** BEGIN **
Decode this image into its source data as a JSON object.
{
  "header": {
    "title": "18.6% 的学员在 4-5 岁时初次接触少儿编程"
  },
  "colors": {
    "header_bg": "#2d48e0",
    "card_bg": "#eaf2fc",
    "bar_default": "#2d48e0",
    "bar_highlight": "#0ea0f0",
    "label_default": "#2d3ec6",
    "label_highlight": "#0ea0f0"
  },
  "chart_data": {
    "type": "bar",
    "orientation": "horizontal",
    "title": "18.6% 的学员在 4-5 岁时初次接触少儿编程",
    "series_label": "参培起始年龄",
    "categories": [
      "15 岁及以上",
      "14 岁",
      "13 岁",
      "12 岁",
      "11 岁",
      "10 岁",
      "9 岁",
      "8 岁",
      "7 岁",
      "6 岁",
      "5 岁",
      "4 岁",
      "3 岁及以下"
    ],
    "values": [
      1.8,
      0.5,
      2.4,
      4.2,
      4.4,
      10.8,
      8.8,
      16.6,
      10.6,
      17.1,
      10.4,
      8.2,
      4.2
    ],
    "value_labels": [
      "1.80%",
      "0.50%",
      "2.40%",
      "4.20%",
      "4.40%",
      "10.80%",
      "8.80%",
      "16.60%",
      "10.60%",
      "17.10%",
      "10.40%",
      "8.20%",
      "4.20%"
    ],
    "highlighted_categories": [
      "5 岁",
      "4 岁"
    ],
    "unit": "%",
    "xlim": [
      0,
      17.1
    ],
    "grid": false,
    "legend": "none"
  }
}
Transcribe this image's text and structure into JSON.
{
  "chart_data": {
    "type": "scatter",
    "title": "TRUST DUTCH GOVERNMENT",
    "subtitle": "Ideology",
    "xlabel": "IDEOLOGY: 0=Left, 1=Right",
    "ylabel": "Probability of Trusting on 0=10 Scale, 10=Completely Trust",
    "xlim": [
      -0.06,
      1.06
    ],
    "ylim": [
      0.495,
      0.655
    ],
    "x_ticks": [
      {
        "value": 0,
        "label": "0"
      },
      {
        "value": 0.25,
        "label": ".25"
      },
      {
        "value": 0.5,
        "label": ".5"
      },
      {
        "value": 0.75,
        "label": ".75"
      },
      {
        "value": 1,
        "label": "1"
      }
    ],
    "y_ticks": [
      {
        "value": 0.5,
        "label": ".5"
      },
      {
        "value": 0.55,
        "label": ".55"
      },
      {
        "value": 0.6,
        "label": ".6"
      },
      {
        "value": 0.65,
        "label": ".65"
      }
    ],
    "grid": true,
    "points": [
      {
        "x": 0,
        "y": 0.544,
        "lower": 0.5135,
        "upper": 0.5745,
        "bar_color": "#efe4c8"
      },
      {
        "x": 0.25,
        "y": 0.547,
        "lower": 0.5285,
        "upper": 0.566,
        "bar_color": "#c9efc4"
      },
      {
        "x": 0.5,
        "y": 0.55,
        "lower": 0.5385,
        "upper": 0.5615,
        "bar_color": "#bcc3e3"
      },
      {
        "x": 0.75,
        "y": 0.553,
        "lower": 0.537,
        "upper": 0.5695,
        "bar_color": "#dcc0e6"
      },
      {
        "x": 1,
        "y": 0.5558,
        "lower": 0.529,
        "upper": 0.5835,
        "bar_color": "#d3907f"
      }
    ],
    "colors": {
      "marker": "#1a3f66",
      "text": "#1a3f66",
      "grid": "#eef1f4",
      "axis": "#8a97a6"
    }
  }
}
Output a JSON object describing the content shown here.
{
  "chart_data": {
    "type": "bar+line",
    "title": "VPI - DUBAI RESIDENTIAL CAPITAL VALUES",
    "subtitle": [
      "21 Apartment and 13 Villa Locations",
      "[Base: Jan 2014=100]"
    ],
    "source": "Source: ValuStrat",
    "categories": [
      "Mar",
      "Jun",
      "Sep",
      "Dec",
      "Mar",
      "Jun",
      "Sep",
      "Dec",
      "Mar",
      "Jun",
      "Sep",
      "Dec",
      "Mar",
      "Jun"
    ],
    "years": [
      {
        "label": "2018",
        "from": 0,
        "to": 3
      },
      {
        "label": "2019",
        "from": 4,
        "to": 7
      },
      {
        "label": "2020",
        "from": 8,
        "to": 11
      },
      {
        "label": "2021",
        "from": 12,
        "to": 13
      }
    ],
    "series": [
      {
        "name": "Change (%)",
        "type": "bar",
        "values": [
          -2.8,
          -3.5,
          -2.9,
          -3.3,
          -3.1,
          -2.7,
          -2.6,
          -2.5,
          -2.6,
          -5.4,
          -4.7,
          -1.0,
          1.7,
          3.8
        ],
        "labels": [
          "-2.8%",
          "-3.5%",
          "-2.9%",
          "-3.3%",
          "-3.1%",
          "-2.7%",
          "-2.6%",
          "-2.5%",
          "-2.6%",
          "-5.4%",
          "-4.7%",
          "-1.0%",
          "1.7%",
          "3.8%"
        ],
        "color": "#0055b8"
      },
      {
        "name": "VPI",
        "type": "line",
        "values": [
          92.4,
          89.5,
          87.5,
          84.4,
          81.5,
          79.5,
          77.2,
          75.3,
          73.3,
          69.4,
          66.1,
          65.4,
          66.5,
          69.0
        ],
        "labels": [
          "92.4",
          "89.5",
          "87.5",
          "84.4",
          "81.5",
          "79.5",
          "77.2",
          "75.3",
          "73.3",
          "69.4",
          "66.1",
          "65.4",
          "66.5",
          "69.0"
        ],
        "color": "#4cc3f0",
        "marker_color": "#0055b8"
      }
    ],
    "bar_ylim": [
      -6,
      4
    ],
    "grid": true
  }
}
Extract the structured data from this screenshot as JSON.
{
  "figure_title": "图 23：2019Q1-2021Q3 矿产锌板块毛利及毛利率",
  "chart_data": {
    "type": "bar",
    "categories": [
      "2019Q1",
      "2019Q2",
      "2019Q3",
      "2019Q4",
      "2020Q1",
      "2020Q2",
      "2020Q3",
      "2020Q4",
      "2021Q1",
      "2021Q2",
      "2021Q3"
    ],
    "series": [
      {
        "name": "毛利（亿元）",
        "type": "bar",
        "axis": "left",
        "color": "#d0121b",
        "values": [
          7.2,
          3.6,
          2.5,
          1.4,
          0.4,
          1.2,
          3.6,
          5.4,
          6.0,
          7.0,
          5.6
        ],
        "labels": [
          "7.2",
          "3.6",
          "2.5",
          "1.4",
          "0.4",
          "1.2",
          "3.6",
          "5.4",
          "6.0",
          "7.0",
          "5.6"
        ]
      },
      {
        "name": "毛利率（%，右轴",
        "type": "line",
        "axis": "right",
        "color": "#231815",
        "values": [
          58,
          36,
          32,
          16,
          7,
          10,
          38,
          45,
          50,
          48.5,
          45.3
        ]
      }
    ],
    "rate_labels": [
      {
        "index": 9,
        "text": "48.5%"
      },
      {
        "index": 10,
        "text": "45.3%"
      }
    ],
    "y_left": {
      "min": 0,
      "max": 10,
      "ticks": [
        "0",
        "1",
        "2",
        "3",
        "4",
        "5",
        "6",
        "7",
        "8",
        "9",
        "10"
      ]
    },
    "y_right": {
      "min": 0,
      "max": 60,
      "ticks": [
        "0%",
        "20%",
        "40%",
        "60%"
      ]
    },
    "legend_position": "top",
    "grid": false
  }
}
** END **
■ EXERCISE REQUIREMENTS
Go through the entries above and copy every line containing "image".

■ RESPONSE TO THE TASK
Decode this image into its source data as a JSON object.
Transcribe this image's text and structure into JSON.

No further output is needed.